====== The data

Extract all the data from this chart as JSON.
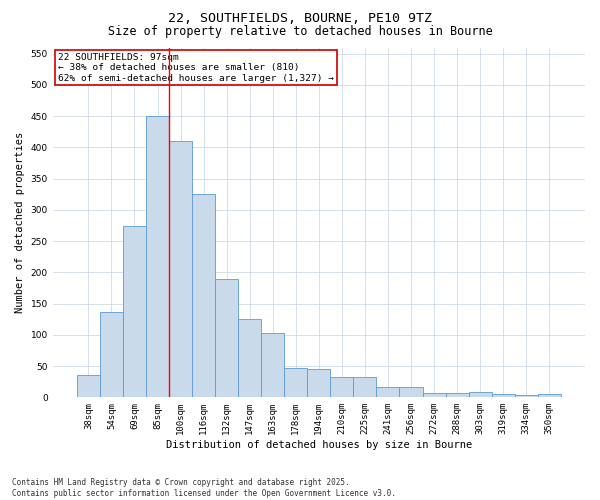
{
  "title_line1": "22, SOUTHFIELDS, BOURNE, PE10 9TZ",
  "title_line2": "Size of property relative to detached houses in Bourne",
  "xlabel": "Distribution of detached houses by size in Bourne",
  "ylabel": "Number of detached properties",
  "categories": [
    "38sqm",
    "54sqm",
    "69sqm",
    "85sqm",
    "100sqm",
    "116sqm",
    "132sqm",
    "147sqm",
    "163sqm",
    "178sqm",
    "194sqm",
    "210sqm",
    "225sqm",
    "241sqm",
    "256sqm",
    "272sqm",
    "288sqm",
    "303sqm",
    "319sqm",
    "334sqm",
    "350sqm"
  ],
  "values": [
    35,
    137,
    275,
    450,
    410,
    325,
    190,
    125,
    103,
    47,
    46,
    32,
    32,
    16,
    16,
    7,
    7,
    9,
    5,
    3,
    5
  ],
  "bar_color": "#c9daea",
  "bar_edge_color": "#5b9bd5",
  "grid_color": "#c8d4e3",
  "vline_color": "#ff0000",
  "vline_x_index": 3.5,
  "annotation_text": "22 SOUTHFIELDS: 97sqm\n← 38% of detached houses are smaller (810)\n62% of semi-detached houses are larger (1,327) →",
  "annotation_box_color": "#ffffff",
  "annotation_box_edge_color": "#cc0000",
  "ylim": [
    0,
    560
  ],
  "yticks": [
    0,
    50,
    100,
    150,
    200,
    250,
    300,
    350,
    400,
    450,
    500,
    550
  ],
  "footer_text": "Contains HM Land Registry data © Crown copyright and database right 2025.\nContains public sector information licensed under the Open Government Licence v3.0.",
  "background_color": "#ffffff",
  "title_fontsize": 9.5,
  "subtitle_fontsize": 8.5,
  "xlabel_fontsize": 7.5,
  "ylabel_fontsize": 7.5,
  "tick_fontsize": 6.5,
  "annotation_fontsize": 6.8,
  "footer_fontsize": 5.5
}
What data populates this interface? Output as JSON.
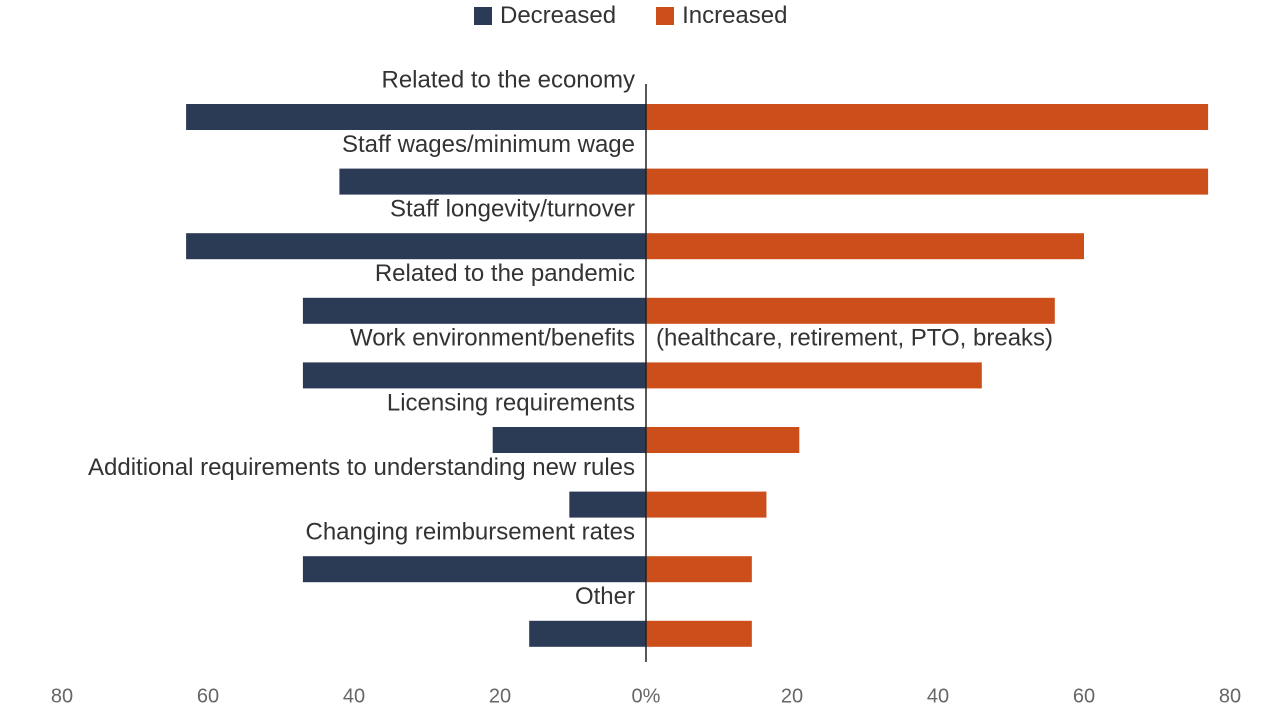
{
  "colors": {
    "decreased": "#2b3a55",
    "increased": "#cc4f1b",
    "text": "#333333",
    "axis": "#222222",
    "tick": "#666666"
  },
  "legend": {
    "decreased_label": "Decreased",
    "increased_label": "Increased"
  },
  "chart_data": {
    "type": "bar",
    "orientation": "horizontal-diverging",
    "title": "",
    "xlabel": "",
    "ylabel": "",
    "xlim": [
      -80,
      80
    ],
    "categories": [
      "Related to the economy",
      "Staff wages/minimum wage",
      "Staff longevity/turnover",
      "Related to the pandemic",
      "Work environment/benefits",
      "Licensing requirements",
      "Additional requirements to understanding new rules",
      "Changing reimbursement rates",
      "Other"
    ],
    "category_notes": [
      "",
      "",
      "",
      "",
      "(healthcare, retirement, PTO, breaks)",
      "",
      "",
      "",
      ""
    ],
    "series": [
      {
        "name": "Decreased",
        "values": [
          63,
          42,
          63,
          47,
          47,
          21,
          10.5,
          47,
          16
        ]
      },
      {
        "name": "Increased",
        "values": [
          77,
          77,
          60,
          56,
          46,
          21,
          16.5,
          14.5,
          14.5
        ]
      }
    ],
    "xticks": [
      "80",
      "60",
      "40",
      "20",
      "0%",
      "20",
      "40",
      "60",
      "80"
    ],
    "grid": false,
    "legend_position": "top-center"
  }
}
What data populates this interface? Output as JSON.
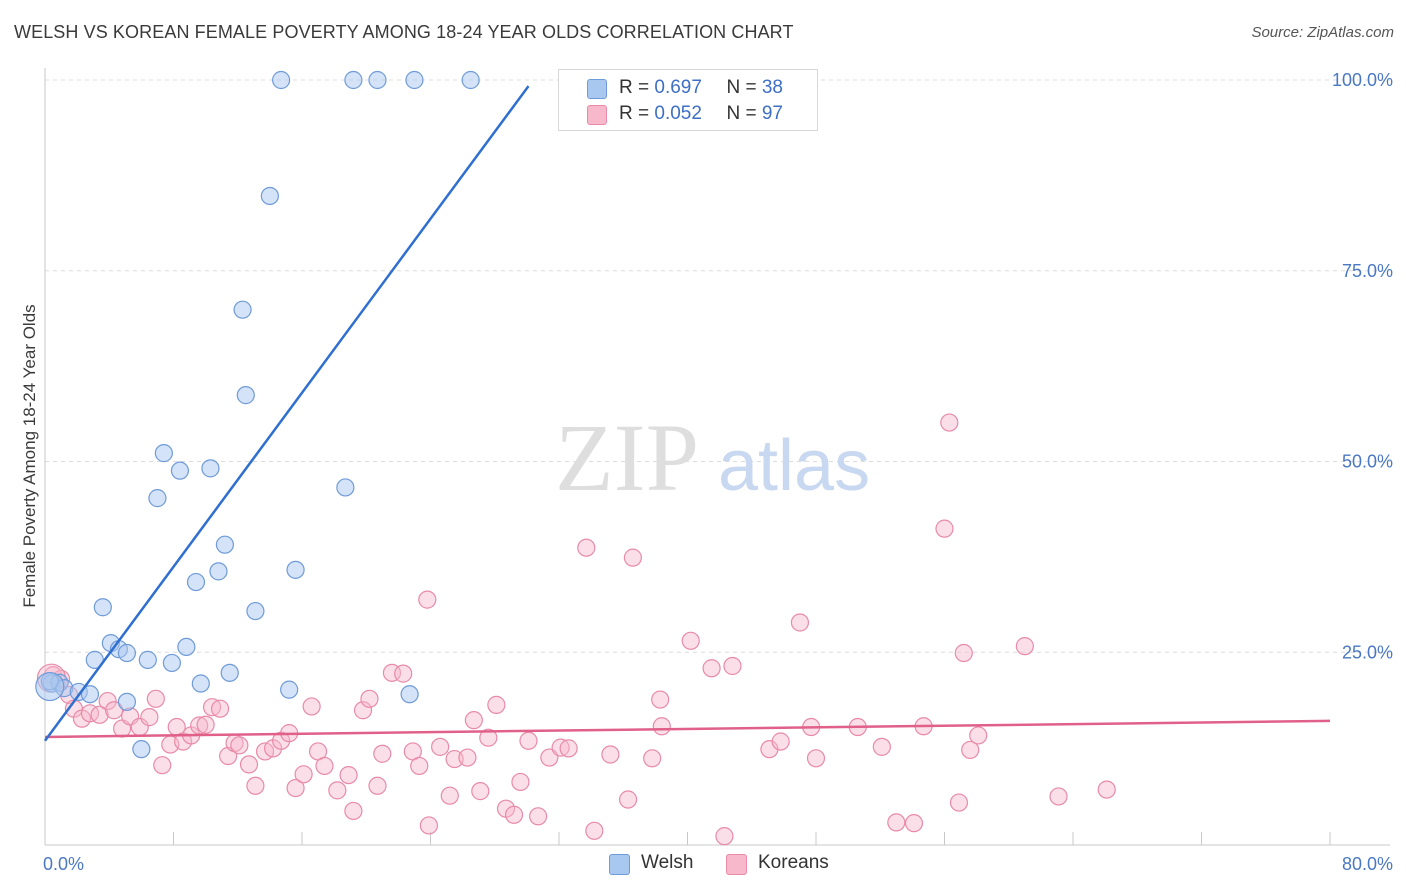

============

_Set exercise_
Transcribe the listing in full and omit the pictures.

_Output for this task_
Extract all the data from this chart as JSON.
{
  "title_line1": "22, SOUTHFIELDS, BOURNE, PE10 9TZ",
  "title_line2": "Size of property relative to detached houses in Bourne",
  "xlabel": "Distribution of detached houses by size in Bourne",
  "ylabel": "Number of detached properties",
  "categories": [
    "38sqm",
    "54sqm",
    "69sqm",
    "85sqm",
    "100sqm",
    "116sqm",
    "132sqm",
    "147sqm",
    "163sqm",
    "178sqm",
    "194sqm",
    "210sqm",
    "225sqm",
    "241sqm",
    "256sqm",
    "272sqm",
    "288sqm",
    "303sqm",
    "319sqm",
    "334sqm",
    "350sqm"
  ],
  "values": [
    35,
    137,
    275,
    450,
    410,
    325,
    190,
    125,
    103,
    47,
    46,
    32,
    32,
    16,
    16,
    7,
    7,
    9,
    5,
    3,
    5
  ],
  "bar_color": "#c9daea",
  "bar_edge_color": "#5b9bd5",
  "grid_color": "#c8d4e3",
  "vline_color": "#ff0000",
  "vline_x_index": 3.5,
  "annotation_text": "22 SOUTHFIELDS: 97sqm\n← 38% of detached houses are smaller (810)\n62% of semi-detached houses are larger (1,327) →",
  "annotation_box_color": "#ffffff",
  "annotation_box_edge_color": "#cc0000",
  "ylim": [
    0,
    560
  ],
  "yticks": [
    0,
    50,
    100,
    150,
    200,
    250,
    300,
    350,
    400,
    450,
    500,
    550
  ],
  "footer_text": "Contains HM Land Registry data © Crown copyright and database right 2025.\nContains public sector information licensed under the Open Government Licence v3.0.",
  "background_color": "#ffffff",
  "title_fontsize": 9.5,
  "subtitle_fontsize": 8.5,
  "xlabel_fontsize": 7.5,
  "ylabel_fontsize": 7.5,
  "tick_fontsize": 6.5,
  "annotation_fontsize": 6.8,
  "footer_fontsize": 5.5
}
What data populates this interface? Output as JSON.
{
  "colors": {
    "decreased": "#2b3a55",
    "increased": "#cc4f1b",
    "text": "#333333",
    "axis": "#222222",
    "tick": "#666666"
  },
  "legend": {
    "decreased_label": "Decreased",
    "increased_label": "Increased"
  },
  "chart_data": {
    "type": "bar",
    "orientation": "horizontal-diverging",
    "title": "",
    "xlabel": "",
    "ylabel": "",
    "xlim": [
      -80,
      80
    ],
    "categories": [
      "Related to the economy",
      "Staff wages/minimum wage",
      "Staff longevity/turnover",
      "Related to the pandemic",
      "Work environment/benefits",
      "Licensing requirements",
      "Additional requirements to understanding new rules",
      "Changing reimbursement rates",
      "Other"
    ],
    "category_notes": [
      "",
      "",
      "",
      "",
      "(healthcare, retirement, PTO, breaks)",
      "",
      "",
      "",
      ""
    ],
    "series": [
      {
        "name": "Decreased",
        "values": [
          63,
          42,
          63,
          47,
          47,
          21,
          10.5,
          47,
          16
        ]
      },
      {
        "name": "Increased",
        "values": [
          77,
          77,
          60,
          56,
          46,
          21,
          16.5,
          14.5,
          14.5
        ]
      }
    ],
    "xticks": [
      "80",
      "60",
      "40",
      "20",
      "0%",
      "20",
      "40",
      "60",
      "80"
    ],
    "grid": false,
    "legend_position": "top-center"
  }
}
What data populates this interface? Output as JSON.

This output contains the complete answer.